Passage given:
####
Isaac and I left San Francisco and headed north to wine country so we could do nothing other than consume some more.
Two words: wine and cheese. That's all we ate for practically a whole day. Wine and cheese tasting everywhere. Wine and cheese picnic. Evening wine and cheese reception at the hotel. Wine and cheese for dinner. We are now sick of wine and cheese.
Our stomachs are, I think, permanently jacked up from all that wine and cheese, but we still had loads of fun. My favorite winery to visit was (and has always been) the V. Sattui Winery in St. Helena. This place is busy, obviously a popular tourist attraction which would normally turn me off, but it still manages to maintain a family-owned feel. Their tasting staff is always really knowledgeable and friendly--no wine snobs here. We really bonded with our tasting guy this time. He asked us where we were from and when we answered LA, he asked us mistrustingly, "WHERE in LA???" Cowering, we're like "Um, Downtown LA?" "OK, that's REAL LA!" he answered. *Phew* Off the hook. He then continued to tell us (and everyone around us) that he was born in downtown LA and that he's had customers that were from like Palmdale and Rancho Cucamonga and such who say they're from LA and "God Dammit, that's not LA!" A little intense but we liked him. Best of all, you get to taste 8 different wines--3 whites, 1 rose, 2 reds and 2 desert wines--for free! You can't buy their wines in stores; you can buy them only at the winery or via the internet so what you get is a wine that's still affordable but higher quality since they produce in smaller batches.
####
Records:

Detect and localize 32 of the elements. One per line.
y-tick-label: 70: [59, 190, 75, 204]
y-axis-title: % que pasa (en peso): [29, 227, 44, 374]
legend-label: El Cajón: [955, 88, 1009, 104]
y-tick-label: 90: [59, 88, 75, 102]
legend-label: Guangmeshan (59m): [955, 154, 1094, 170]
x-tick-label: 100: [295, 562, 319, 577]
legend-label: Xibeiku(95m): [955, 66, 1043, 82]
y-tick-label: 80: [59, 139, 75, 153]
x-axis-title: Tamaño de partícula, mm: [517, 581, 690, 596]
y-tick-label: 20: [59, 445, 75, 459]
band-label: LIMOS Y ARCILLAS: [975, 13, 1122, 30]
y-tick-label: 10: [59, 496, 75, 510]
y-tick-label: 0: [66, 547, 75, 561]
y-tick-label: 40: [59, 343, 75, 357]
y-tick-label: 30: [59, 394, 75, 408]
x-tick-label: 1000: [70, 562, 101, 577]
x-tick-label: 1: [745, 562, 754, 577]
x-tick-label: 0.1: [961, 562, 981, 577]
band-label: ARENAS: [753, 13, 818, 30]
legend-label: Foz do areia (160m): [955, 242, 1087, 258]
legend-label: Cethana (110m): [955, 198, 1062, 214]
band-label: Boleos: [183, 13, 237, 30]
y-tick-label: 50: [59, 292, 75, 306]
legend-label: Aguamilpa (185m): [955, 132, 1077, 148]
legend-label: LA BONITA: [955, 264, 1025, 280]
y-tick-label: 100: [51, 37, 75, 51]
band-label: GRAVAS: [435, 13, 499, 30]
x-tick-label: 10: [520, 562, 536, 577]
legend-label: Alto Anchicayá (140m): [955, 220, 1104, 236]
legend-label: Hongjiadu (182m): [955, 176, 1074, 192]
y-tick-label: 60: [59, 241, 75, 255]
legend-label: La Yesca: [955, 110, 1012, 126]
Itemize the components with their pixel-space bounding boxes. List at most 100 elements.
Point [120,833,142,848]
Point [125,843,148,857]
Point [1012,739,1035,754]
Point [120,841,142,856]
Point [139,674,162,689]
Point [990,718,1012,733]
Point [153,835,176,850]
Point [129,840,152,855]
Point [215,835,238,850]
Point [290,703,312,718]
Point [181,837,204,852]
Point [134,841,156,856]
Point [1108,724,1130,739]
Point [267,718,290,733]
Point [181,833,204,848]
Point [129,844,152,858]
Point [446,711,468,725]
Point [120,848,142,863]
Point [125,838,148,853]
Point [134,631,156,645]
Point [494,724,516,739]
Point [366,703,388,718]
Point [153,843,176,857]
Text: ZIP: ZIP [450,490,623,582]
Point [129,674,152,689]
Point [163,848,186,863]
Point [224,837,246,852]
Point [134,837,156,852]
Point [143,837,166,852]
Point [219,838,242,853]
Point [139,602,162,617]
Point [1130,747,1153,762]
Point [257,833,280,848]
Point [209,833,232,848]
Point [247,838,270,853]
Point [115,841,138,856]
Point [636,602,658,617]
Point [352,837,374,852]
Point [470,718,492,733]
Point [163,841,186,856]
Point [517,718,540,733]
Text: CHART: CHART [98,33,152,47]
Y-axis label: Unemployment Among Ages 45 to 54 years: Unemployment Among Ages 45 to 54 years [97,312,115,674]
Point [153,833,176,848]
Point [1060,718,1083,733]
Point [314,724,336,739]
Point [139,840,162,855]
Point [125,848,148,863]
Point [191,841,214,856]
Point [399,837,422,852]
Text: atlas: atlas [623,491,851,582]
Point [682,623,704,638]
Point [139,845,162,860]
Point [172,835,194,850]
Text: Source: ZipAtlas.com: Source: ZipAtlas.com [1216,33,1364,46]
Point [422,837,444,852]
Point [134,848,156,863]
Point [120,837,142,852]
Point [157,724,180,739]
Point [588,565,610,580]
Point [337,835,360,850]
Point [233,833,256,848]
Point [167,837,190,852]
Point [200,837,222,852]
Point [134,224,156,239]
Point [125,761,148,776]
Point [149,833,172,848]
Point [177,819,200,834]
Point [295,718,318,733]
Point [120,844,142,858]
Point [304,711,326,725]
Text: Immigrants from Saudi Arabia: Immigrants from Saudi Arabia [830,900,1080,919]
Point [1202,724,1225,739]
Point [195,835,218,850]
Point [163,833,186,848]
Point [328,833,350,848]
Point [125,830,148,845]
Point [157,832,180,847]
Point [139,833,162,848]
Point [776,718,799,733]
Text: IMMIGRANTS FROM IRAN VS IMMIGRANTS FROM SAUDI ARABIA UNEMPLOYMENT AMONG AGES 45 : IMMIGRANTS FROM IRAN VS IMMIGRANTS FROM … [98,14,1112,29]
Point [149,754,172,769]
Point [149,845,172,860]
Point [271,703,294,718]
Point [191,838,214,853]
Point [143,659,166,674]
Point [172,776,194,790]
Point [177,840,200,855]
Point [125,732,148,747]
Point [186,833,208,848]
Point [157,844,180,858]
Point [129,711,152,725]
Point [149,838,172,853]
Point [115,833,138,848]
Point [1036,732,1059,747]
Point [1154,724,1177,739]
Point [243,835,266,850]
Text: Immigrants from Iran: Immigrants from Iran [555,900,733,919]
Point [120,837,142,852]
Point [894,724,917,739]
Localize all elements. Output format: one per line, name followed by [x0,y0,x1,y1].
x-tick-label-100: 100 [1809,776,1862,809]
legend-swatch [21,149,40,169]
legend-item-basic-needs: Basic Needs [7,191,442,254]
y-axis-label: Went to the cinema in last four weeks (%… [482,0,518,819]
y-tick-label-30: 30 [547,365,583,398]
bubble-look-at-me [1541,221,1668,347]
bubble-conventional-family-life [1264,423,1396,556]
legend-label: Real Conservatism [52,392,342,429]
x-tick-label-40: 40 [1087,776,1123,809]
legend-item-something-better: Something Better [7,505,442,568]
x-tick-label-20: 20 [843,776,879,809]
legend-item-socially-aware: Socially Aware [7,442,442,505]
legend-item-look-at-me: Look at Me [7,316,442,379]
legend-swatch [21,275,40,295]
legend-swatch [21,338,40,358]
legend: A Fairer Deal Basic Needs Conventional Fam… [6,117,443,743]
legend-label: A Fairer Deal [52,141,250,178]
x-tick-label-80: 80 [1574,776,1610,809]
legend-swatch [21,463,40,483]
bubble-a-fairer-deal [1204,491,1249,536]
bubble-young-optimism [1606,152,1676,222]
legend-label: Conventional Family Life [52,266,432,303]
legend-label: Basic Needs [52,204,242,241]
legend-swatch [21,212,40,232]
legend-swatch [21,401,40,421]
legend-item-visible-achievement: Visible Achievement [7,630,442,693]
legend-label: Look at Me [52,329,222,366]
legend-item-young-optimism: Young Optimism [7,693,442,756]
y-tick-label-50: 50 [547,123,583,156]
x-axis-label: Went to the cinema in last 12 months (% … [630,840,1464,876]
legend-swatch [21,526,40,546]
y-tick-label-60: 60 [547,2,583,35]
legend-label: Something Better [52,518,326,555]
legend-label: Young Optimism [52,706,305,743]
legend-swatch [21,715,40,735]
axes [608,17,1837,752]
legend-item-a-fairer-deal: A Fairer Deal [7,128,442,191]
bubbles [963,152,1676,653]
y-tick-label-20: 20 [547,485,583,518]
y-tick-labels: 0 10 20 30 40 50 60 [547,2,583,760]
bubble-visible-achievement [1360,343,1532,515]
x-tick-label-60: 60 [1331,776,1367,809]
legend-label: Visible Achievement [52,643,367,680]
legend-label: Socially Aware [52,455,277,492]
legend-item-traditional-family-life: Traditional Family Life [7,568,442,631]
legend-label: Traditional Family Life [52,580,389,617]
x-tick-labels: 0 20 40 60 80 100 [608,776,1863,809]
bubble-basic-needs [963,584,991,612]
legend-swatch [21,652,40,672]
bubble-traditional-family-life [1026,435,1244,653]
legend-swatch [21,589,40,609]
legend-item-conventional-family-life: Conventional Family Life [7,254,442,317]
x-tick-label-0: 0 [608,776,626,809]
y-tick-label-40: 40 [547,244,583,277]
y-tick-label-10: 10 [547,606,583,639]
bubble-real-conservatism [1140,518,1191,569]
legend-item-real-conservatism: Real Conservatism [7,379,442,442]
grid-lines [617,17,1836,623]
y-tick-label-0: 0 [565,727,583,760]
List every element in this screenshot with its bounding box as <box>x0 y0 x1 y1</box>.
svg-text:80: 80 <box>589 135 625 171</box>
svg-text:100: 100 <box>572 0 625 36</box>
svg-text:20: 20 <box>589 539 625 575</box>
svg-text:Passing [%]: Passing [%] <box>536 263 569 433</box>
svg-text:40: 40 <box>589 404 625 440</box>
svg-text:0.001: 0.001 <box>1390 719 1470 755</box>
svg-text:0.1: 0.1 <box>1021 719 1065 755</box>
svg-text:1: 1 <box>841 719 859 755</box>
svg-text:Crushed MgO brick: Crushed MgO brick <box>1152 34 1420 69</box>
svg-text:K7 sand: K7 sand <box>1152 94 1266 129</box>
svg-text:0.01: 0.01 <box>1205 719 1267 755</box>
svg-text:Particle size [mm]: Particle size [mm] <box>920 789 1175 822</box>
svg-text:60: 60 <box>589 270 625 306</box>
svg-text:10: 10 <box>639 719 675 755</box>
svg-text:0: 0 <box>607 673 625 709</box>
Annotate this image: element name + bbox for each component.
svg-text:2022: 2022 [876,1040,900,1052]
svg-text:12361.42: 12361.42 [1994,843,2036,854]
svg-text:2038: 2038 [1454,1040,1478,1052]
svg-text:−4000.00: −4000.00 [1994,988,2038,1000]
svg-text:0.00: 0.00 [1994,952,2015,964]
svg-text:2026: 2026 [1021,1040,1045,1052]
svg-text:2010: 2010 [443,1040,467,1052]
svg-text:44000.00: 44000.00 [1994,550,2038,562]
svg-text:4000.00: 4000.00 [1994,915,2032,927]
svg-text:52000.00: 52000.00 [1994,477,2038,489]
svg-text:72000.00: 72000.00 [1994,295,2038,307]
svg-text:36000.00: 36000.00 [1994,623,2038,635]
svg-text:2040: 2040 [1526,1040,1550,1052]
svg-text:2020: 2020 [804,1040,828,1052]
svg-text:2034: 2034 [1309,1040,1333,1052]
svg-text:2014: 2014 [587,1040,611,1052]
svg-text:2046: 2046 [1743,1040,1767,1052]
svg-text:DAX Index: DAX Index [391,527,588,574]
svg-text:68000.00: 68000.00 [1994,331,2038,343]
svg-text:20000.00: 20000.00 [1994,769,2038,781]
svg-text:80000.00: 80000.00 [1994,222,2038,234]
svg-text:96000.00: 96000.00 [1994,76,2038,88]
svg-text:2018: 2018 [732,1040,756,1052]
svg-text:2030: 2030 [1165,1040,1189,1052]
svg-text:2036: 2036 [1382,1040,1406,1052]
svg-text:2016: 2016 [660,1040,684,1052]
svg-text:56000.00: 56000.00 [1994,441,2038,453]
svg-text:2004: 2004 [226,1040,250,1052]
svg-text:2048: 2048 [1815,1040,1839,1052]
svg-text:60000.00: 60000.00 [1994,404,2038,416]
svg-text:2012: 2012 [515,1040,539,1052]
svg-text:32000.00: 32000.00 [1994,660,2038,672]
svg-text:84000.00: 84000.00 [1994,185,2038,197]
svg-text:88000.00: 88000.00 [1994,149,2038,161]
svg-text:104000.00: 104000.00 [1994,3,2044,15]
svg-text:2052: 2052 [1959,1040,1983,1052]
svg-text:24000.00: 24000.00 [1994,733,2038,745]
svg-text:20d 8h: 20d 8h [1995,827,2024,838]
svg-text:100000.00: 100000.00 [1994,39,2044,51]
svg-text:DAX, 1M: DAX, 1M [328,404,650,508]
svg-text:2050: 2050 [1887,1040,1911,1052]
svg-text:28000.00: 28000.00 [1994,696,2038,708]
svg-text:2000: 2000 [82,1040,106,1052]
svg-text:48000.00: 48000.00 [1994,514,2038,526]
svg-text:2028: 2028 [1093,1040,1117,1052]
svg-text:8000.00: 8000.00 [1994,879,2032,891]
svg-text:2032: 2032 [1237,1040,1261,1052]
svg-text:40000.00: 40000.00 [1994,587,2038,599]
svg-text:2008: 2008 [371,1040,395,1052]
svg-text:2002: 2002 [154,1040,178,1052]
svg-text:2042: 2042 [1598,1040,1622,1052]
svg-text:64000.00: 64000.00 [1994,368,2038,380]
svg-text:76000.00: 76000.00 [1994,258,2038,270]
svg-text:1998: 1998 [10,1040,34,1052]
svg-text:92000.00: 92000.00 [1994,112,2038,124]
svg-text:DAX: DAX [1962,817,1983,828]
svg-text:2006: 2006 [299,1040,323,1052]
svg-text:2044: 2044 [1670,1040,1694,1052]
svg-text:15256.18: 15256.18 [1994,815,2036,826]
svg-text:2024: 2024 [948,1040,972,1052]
####
Actions to take:
- A) From the wine country post above, list each type of wine that visitors can taste for free at the winery, with how many of each.
- B) Please retype the wine country post word for word, starting with "Isaac and I" and going on through "of wine and cheese.".

Task-by-task outputs:
- A)
- 3 whites
- 1 rose
- 2 reds
- 2 desert wines

- B)
Isaac and I left San Francisco and headed north to wine country so we could do nothing other than consume some more.
Two words: wine and cheese. That's all we ate for practically a whole day. Wine and cheese tasting everywhere. Wine and cheese picnic. Evening wine and cheese reception at the hotel. Wine and cheese for dinner. We are now sick of wine and cheese.